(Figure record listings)

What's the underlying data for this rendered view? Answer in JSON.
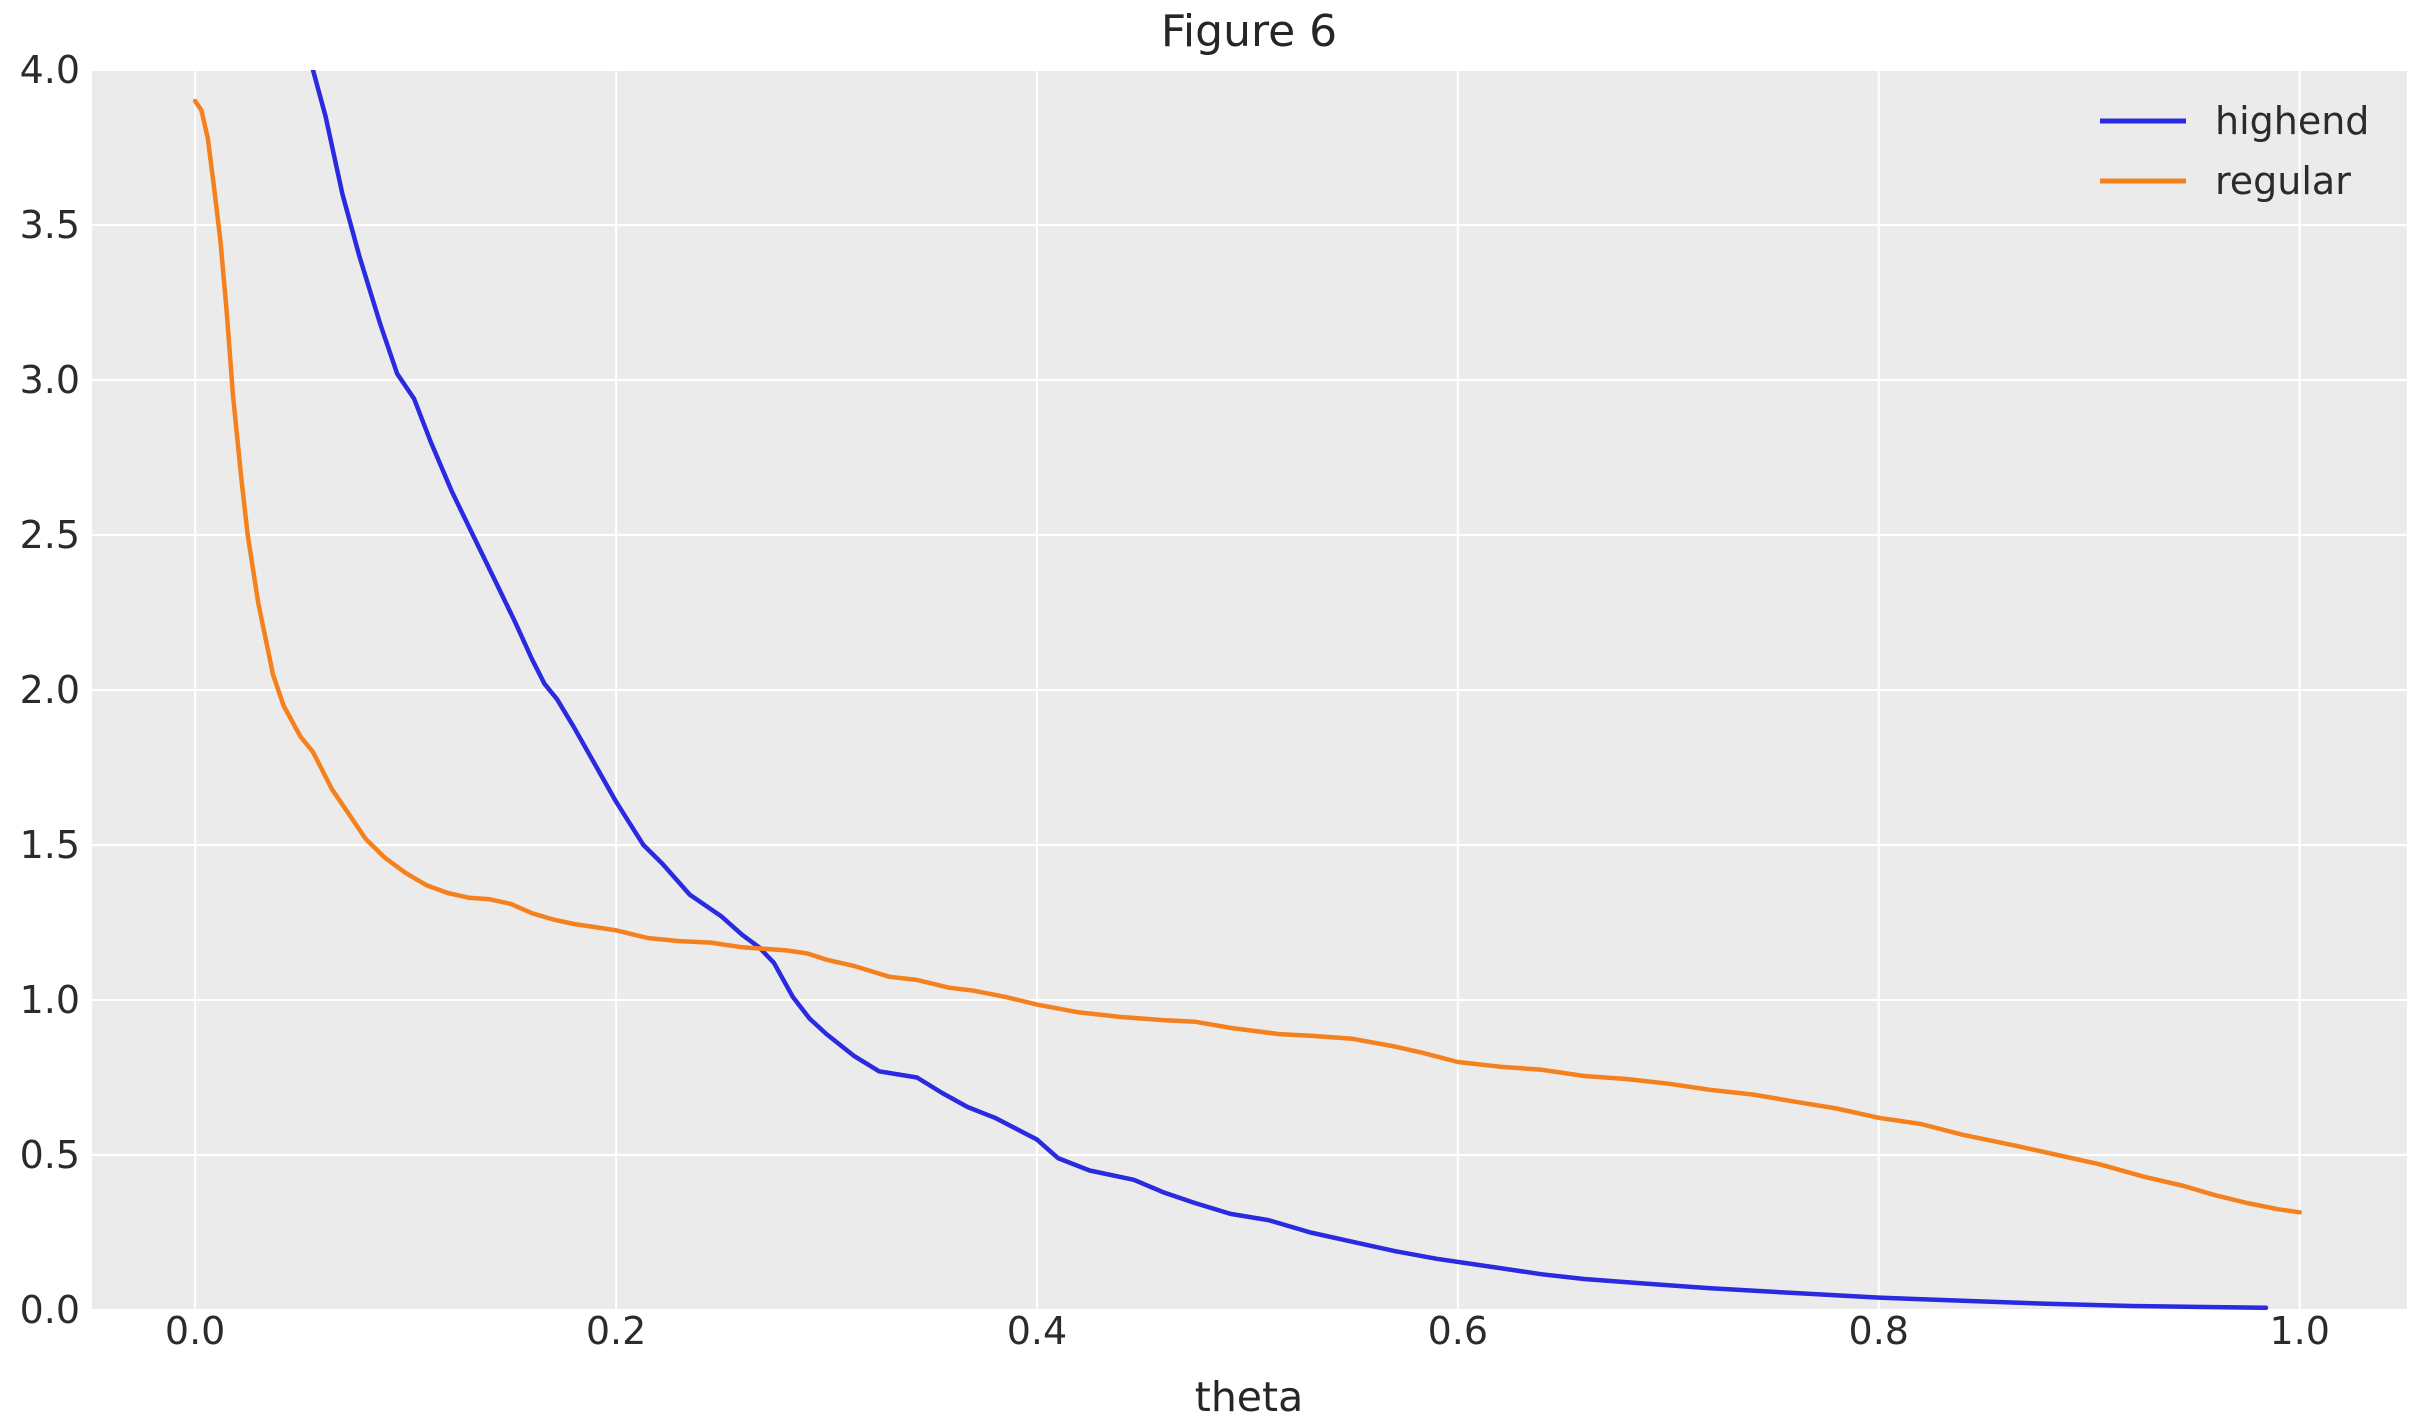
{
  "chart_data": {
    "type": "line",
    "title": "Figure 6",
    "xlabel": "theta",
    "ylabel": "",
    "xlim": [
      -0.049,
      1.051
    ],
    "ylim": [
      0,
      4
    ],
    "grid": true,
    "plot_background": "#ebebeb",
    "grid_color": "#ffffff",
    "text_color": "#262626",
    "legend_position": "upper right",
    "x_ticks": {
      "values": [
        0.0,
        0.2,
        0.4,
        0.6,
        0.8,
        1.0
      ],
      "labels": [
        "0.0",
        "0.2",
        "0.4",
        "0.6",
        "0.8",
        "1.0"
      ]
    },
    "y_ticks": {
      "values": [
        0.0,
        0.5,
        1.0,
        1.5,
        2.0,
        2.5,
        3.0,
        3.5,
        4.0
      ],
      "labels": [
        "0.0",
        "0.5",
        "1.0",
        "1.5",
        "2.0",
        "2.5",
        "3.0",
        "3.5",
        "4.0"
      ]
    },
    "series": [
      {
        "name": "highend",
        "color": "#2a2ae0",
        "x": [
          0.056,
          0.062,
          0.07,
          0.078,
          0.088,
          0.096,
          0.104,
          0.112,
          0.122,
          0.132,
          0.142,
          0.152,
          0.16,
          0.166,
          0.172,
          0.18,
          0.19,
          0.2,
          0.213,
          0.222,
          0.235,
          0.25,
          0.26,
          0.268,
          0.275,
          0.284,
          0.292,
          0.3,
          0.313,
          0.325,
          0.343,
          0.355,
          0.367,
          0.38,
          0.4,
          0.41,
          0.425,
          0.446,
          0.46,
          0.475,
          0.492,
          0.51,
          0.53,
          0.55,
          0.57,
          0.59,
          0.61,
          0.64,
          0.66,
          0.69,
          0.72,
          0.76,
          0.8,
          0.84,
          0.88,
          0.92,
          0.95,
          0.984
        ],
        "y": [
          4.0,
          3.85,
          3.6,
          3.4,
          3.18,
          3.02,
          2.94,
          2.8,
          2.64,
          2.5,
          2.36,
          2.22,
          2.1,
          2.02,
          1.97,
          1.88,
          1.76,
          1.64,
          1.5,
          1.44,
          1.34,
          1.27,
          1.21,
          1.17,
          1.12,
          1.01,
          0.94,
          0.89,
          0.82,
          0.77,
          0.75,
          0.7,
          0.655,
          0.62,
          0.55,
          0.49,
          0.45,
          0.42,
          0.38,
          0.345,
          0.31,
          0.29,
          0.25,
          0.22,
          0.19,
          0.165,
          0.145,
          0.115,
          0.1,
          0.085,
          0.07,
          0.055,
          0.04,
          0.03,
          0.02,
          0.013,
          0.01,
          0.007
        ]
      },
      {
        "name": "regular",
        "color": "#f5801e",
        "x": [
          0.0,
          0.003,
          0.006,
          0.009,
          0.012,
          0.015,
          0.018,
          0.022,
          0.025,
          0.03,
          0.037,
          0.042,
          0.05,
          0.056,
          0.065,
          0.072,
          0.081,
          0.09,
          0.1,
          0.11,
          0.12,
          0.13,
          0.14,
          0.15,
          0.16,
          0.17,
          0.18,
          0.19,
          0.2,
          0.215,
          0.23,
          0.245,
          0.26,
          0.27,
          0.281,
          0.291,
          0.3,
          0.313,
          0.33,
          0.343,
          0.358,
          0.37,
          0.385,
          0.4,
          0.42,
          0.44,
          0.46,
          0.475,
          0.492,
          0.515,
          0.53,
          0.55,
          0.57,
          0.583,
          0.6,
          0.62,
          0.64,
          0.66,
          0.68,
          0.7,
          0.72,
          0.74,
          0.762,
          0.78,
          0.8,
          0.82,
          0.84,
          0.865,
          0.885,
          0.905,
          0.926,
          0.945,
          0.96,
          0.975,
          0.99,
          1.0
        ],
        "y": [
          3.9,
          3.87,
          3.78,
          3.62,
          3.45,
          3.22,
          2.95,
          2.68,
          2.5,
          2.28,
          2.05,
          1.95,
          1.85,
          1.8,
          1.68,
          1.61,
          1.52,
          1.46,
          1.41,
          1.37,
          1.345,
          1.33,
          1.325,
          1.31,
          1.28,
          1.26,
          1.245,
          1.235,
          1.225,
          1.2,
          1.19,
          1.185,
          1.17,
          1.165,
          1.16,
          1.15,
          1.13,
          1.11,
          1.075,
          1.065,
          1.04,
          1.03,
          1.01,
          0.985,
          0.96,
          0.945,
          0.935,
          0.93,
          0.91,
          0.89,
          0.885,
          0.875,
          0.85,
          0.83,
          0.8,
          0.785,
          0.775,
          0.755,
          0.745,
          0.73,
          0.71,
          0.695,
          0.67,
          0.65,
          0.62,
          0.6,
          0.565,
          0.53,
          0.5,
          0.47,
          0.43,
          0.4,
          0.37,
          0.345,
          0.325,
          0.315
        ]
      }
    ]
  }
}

→ What the task asks: In the copy, include no pictures; restate the listing above exactly.

→ Response for this exercise:
What's the underlying data for this rendered view? Answer in JSON.
{
  "chart_data": {
    "type": "line",
    "title": "Figure 6",
    "xlabel": "theta",
    "ylabel": "",
    "xlim": [
      -0.049,
      1.051
    ],
    "ylim": [
      0,
      4
    ],
    "grid": true,
    "plot_background": "#ebebeb",
    "grid_color": "#ffffff",
    "text_color": "#262626",
    "legend_position": "upper right",
    "x_ticks": {
      "values": [
        0.0,
        0.2,
        0.4,
        0.6,
        0.8,
        1.0
      ],
      "labels": [
        "0.0",
        "0.2",
        "0.4",
        "0.6",
        "0.8",
        "1.0"
      ]
    },
    "y_ticks": {
      "values": [
        0.0,
        0.5,
        1.0,
        1.5,
        2.0,
        2.5,
        3.0,
        3.5,
        4.0
      ],
      "labels": [
        "0.0",
        "0.5",
        "1.0",
        "1.5",
        "2.0",
        "2.5",
        "3.0",
        "3.5",
        "4.0"
      ]
    },
    "series": [
      {
        "name": "highend",
        "color": "#2a2ae0",
        "x": [
          0.056,
          0.062,
          0.07,
          0.078,
          0.088,
          0.096,
          0.104,
          0.112,
          0.122,
          0.132,
          0.142,
          0.152,
          0.16,
          0.166,
          0.172,
          0.18,
          0.19,
          0.2,
          0.213,
          0.222,
          0.235,
          0.25,
          0.26,
          0.268,
          0.275,
          0.284,
          0.292,
          0.3,
          0.313,
          0.325,
          0.343,
          0.355,
          0.367,
          0.38,
          0.4,
          0.41,
          0.425,
          0.446,
          0.46,
          0.475,
          0.492,
          0.51,
          0.53,
          0.55,
          0.57,
          0.59,
          0.61,
          0.64,
          0.66,
          0.69,
          0.72,
          0.76,
          0.8,
          0.84,
          0.88,
          0.92,
          0.95,
          0.984
        ],
        "y": [
          4.0,
          3.85,
          3.6,
          3.4,
          3.18,
          3.02,
          2.94,
          2.8,
          2.64,
          2.5,
          2.36,
          2.22,
          2.1,
          2.02,
          1.97,
          1.88,
          1.76,
          1.64,
          1.5,
          1.44,
          1.34,
          1.27,
          1.21,
          1.17,
          1.12,
          1.01,
          0.94,
          0.89,
          0.82,
          0.77,
          0.75,
          0.7,
          0.655,
          0.62,
          0.55,
          0.49,
          0.45,
          0.42,
          0.38,
          0.345,
          0.31,
          0.29,
          0.25,
          0.22,
          0.19,
          0.165,
          0.145,
          0.115,
          0.1,
          0.085,
          0.07,
          0.055,
          0.04,
          0.03,
          0.02,
          0.013,
          0.01,
          0.007
        ]
      },
      {
        "name": "regular",
        "color": "#f5801e",
        "x": [
          0.0,
          0.003,
          0.006,
          0.009,
          0.012,
          0.015,
          0.018,
          0.022,
          0.025,
          0.03,
          0.037,
          0.042,
          0.05,
          0.056,
          0.065,
          0.072,
          0.081,
          0.09,
          0.1,
          0.11,
          0.12,
          0.13,
          0.14,
          0.15,
          0.16,
          0.17,
          0.18,
          0.19,
          0.2,
          0.215,
          0.23,
          0.245,
          0.26,
          0.27,
          0.281,
          0.291,
          0.3,
          0.313,
          0.33,
          0.343,
          0.358,
          0.37,
          0.385,
          0.4,
          0.42,
          0.44,
          0.46,
          0.475,
          0.492,
          0.515,
          0.53,
          0.55,
          0.57,
          0.583,
          0.6,
          0.62,
          0.64,
          0.66,
          0.68,
          0.7,
          0.72,
          0.74,
          0.762,
          0.78,
          0.8,
          0.82,
          0.84,
          0.865,
          0.885,
          0.905,
          0.926,
          0.945,
          0.96,
          0.975,
          0.99,
          1.0
        ],
        "y": [
          3.9,
          3.87,
          3.78,
          3.62,
          3.45,
          3.22,
          2.95,
          2.68,
          2.5,
          2.28,
          2.05,
          1.95,
          1.85,
          1.8,
          1.68,
          1.61,
          1.52,
          1.46,
          1.41,
          1.37,
          1.345,
          1.33,
          1.325,
          1.31,
          1.28,
          1.26,
          1.245,
          1.235,
          1.225,
          1.2,
          1.19,
          1.185,
          1.17,
          1.165,
          1.16,
          1.15,
          1.13,
          1.11,
          1.075,
          1.065,
          1.04,
          1.03,
          1.01,
          0.985,
          0.96,
          0.945,
          0.935,
          0.93,
          0.91,
          0.89,
          0.885,
          0.875,
          0.85,
          0.83,
          0.8,
          0.785,
          0.775,
          0.755,
          0.745,
          0.73,
          0.71,
          0.695,
          0.67,
          0.65,
          0.62,
          0.6,
          0.565,
          0.53,
          0.5,
          0.47,
          0.43,
          0.4,
          0.37,
          0.345,
          0.325,
          0.315
        ]
      }
    ]
  }
}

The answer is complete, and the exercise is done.